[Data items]
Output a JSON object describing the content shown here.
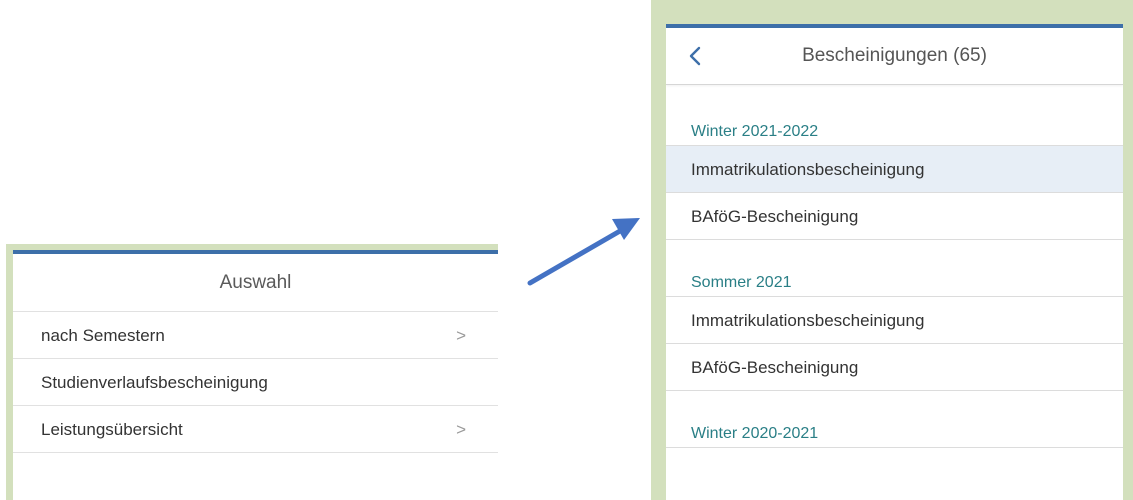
{
  "left": {
    "title": "Auswahl",
    "items": [
      {
        "label": "nach Semestern",
        "chevron": ">"
      },
      {
        "label": "Studienverlaufsbescheinigung",
        "chevron": ""
      },
      {
        "label": "Leistungsübersicht",
        "chevron": ">"
      }
    ]
  },
  "right": {
    "title": "Bescheinigungen (65)",
    "back_icon": "chevron-left-icon",
    "sections": [
      {
        "title": "Winter 2021-2022",
        "items": [
          {
            "label": "Immatrikulationsbescheinigung",
            "selected": true
          },
          {
            "label": "BAföG-Bescheinigung",
            "selected": false
          }
        ]
      },
      {
        "title": "Sommer 2021",
        "items": [
          {
            "label": "Immatrikulationsbescheinigung",
            "selected": false
          },
          {
            "label": "BAföG-Bescheinigung",
            "selected": false
          }
        ]
      },
      {
        "title": "Winter 2020-2021",
        "items": []
      }
    ]
  },
  "colors": {
    "frame_green": "#d3e0bd",
    "header_bar_blue": "#3d6fa9",
    "section_teal": "#2a7f86",
    "selected_row": "#e7eef6",
    "arrow_blue": "#4472c4"
  }
}
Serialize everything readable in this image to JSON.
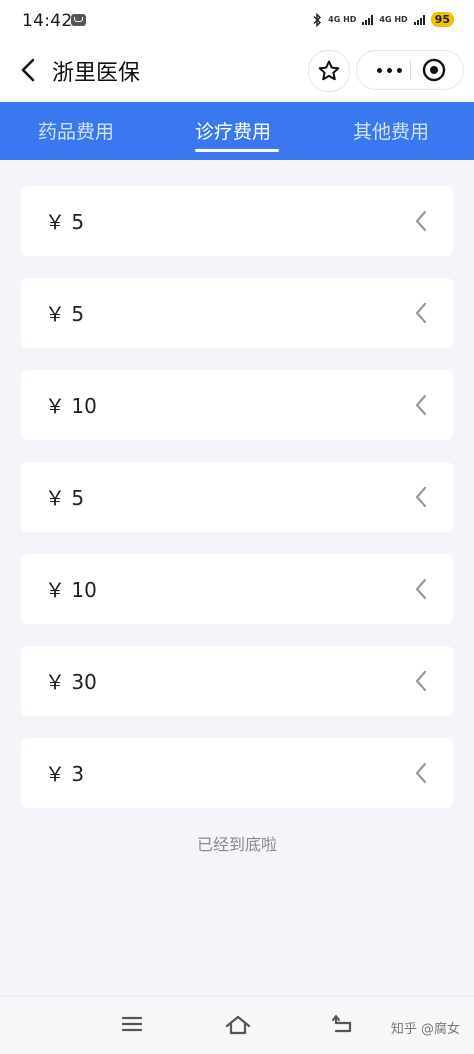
{
  "status_bar": {
    "time": "14:42",
    "net1": "4G HD",
    "net2": "4G HD",
    "battery": "95"
  },
  "header": {
    "title": "浙里医保"
  },
  "tabs": [
    {
      "label": "药品费用",
      "active": false
    },
    {
      "label": "诊疗费用",
      "active": true
    },
    {
      "label": "其他费用",
      "active": false
    }
  ],
  "items": [
    {
      "amount": "￥ 5"
    },
    {
      "amount": "￥ 5"
    },
    {
      "amount": "￥ 10"
    },
    {
      "amount": "￥ 5"
    },
    {
      "amount": "￥ 10"
    },
    {
      "amount": "￥ 30"
    },
    {
      "amount": "￥ 3"
    }
  ],
  "footer_text": "已经到底啦",
  "watermark": "知乎 @腐女",
  "colors": {
    "accent": "#3a78f0",
    "background": "#f4f5fa"
  }
}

→ Your objective
Return all lines with the word "Winter" in them.

→ Reply
        "title": "Winter 2021-2022",
        "title": "Winter 2020-2021",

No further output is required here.